-- PASSAGE SHOWN follows --
New York architect Phelps Stokes bought the timber-framed building and had its beams numbered and shipped in 688 crates across the Atlantic.

The rebuilt Queen's Head became part of a mansion that now looks down on Long Island Sound from a hilltop near Greenwich, Connecticut.

Writing from memory, a similar building was taken from Stoke Ash to Massachusetts, its site eventually becoming the recently-improved car park opposite the popular White Horse.

Cruel by the standards of today, a succession of living magpies spent their lives in a cage attached to the outer wall of the Stonham Magpie at Little Stonham.

This is the only one of our trio of inns not to have changed its ancient name. It's also, I believe, unique in the British Isles to keep a lofty gallows sign across the road.

In 1939 the then magpie escaped from its cage and defiantly resisted all efforts to recapture it from a nearby tree until a banana did the trick.

As a boy, journalist David Henshall fed the magpie while coming home from family trips. I knew it as witnessing meets of the Sproughton Foot beagles before they pursued hares across the Stonham parishes.

The one-time escaped magpie may well be the stuffed specimen preserved in a glass case inside.
-- PASSAGE SHOWN concluded --
-- ENTRIES PROVIDED follows --
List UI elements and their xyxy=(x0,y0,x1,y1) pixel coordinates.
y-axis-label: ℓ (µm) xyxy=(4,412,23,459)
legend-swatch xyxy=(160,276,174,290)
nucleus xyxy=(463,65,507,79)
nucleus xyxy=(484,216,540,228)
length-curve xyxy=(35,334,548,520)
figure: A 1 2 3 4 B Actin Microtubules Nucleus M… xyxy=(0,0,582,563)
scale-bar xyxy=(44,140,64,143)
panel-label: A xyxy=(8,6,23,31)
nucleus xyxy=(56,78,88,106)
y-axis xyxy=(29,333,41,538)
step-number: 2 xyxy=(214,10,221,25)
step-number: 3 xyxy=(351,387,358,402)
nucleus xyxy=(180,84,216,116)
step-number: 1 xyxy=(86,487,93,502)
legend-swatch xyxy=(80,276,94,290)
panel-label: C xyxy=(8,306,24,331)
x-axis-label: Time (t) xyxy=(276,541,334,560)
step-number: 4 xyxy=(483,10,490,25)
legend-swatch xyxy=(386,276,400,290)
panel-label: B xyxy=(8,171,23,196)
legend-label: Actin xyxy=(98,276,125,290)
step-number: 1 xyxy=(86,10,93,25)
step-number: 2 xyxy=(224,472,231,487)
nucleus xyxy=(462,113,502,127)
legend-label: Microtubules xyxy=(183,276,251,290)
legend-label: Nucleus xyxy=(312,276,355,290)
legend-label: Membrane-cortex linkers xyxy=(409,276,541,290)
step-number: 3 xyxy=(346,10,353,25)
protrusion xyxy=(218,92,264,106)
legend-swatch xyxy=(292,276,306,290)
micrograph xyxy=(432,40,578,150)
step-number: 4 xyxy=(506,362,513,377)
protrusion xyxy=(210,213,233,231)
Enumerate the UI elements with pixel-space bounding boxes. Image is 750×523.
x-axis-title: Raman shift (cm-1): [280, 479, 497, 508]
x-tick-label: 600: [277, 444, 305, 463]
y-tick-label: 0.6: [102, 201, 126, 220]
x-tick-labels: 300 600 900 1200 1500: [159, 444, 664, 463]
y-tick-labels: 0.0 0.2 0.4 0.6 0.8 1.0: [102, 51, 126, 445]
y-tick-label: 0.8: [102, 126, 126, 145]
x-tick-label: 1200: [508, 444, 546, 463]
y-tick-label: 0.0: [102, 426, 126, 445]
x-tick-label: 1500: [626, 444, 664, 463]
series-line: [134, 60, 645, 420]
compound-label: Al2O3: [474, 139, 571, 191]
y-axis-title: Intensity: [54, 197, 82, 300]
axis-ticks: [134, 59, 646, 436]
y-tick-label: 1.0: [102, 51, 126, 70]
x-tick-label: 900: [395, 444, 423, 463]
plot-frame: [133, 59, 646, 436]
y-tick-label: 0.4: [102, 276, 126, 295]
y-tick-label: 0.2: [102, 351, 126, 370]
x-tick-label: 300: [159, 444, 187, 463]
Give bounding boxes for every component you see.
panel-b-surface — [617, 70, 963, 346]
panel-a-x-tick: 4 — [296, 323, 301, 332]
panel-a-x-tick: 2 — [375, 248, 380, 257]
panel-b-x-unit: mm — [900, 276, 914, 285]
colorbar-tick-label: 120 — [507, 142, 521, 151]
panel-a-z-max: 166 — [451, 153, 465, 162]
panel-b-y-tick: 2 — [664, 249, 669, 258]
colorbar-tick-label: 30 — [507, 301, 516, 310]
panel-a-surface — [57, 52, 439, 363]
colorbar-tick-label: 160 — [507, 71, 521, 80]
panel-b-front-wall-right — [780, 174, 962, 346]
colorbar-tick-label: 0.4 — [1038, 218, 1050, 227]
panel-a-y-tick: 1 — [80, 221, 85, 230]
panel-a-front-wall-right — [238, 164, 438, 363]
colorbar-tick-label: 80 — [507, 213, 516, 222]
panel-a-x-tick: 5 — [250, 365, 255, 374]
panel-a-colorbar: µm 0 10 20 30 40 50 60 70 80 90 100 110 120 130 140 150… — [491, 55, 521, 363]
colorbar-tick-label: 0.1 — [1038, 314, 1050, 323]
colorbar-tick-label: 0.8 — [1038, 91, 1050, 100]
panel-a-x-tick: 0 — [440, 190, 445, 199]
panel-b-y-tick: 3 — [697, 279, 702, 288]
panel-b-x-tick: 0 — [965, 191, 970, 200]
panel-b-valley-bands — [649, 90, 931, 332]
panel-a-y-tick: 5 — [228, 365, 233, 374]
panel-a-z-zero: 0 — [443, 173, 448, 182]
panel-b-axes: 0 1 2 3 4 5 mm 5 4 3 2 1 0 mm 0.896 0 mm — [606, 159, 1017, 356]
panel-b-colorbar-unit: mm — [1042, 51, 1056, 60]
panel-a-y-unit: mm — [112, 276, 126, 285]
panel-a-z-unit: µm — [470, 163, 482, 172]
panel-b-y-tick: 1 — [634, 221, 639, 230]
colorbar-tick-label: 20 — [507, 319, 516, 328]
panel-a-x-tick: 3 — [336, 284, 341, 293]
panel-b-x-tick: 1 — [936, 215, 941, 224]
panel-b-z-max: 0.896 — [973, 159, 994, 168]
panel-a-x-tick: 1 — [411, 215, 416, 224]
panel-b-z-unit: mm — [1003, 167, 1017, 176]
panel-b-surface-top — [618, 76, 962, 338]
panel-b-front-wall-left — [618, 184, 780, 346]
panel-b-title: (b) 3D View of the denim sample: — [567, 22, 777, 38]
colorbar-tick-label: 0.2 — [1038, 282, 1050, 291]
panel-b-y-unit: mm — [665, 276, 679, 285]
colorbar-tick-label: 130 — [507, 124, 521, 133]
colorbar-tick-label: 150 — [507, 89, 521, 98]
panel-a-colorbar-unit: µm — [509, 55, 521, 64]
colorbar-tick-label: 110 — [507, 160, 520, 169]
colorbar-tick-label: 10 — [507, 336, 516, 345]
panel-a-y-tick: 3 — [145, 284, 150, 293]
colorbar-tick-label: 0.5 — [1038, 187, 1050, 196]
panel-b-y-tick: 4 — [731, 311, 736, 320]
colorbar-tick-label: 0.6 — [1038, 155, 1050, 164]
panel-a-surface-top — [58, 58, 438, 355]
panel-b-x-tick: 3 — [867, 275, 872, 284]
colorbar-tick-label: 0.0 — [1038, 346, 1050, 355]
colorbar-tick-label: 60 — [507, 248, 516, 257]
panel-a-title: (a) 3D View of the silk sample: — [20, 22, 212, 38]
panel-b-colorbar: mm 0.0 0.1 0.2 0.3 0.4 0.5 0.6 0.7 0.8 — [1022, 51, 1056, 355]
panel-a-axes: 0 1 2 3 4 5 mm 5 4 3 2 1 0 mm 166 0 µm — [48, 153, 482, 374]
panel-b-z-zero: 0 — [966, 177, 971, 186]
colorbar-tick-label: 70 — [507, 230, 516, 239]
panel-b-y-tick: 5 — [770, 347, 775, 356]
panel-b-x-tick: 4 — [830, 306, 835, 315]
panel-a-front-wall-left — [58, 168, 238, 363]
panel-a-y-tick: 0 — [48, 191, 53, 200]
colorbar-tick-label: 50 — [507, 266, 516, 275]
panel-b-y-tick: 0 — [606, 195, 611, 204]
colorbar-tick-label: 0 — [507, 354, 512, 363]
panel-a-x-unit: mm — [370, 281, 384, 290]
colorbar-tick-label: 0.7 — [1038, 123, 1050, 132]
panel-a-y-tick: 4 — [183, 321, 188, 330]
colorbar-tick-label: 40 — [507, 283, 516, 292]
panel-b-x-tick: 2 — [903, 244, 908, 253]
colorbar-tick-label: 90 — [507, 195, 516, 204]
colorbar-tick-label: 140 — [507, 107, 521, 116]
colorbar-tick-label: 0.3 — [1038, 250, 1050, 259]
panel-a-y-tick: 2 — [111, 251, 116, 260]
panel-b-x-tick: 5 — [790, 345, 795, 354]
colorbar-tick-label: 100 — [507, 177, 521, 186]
-- ENTRIES PROVIDED concluded --
EXERCISE GOAL →
In the passage about old inns, how many crates were used to ship the numbered beams across the Atlantic?

OUTPUT FOR THIS EXERCISE →
688 crates.